Return the material below in full and exactly.
◇ ◇ ◇ ◇ ◇
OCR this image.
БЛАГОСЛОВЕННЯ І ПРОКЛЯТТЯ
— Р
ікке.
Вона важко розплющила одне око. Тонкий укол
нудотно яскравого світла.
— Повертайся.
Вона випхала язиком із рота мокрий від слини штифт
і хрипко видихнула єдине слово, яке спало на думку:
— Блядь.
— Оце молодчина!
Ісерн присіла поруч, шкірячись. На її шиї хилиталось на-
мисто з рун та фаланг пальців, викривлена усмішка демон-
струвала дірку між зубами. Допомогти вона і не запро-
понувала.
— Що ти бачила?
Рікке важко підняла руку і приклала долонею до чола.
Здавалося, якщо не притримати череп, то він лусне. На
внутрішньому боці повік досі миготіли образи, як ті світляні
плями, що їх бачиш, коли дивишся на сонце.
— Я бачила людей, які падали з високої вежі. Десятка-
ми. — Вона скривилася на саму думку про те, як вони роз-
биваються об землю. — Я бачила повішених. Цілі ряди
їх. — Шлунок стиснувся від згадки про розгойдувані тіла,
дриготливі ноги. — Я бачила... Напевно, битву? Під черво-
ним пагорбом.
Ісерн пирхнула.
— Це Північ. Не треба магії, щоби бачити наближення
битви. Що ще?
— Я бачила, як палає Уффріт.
◇ ◇ ◇ ◇ ◇
◆ Finished task:
OCR this image.
БЛАГОСЛОВЕННЯ І ПРОКЛЯТТЯ
— Р
ікке.
Вона важко розплющила одне око. Тонкий укол
нудотно яскравого світла.
— Повертайся.
Вона випхала язиком із рота мокрий від слини штифт
і хрипко видихнула єдине слово, яке спало на думку:
— Блядь.
— Оце молодчина!
Ісерн присіла поруч, шкірячись. На її шиї хилиталось на-
мисто з рун та фаланг пальців, викривлена усмішка демон-
струвала дірку між зубами. Допомогти вона і не запро-
понувала.
— Що ти бачила?
Рікке важко підняла руку і приклала долонею до чола.
Здавалося, якщо не притримати череп, то він лусне. На
внутрішньому боці повік досі миготіли образи, як ті світляні
плями, що їх бачиш, коли дивишся на сонце.
— Я бачила людей, які падали з високої вежі. Десятка-
ми. — Вона скривилася на саму думку про те, як вони роз-
биваються об землю. — Я бачила повішених. Цілі ряди
їх. — Шлунок стиснувся від згадки про розгойдувані тіла,
дриготливі ноги. — Я бачила... Напевно, битву? Під черво-
ним пагорбом.
Ісерн пирхнула.
— Це Північ. Не треба магії, щоби бачити наближення
битви. Що ще?
— Я бачила, як палає Уффріт.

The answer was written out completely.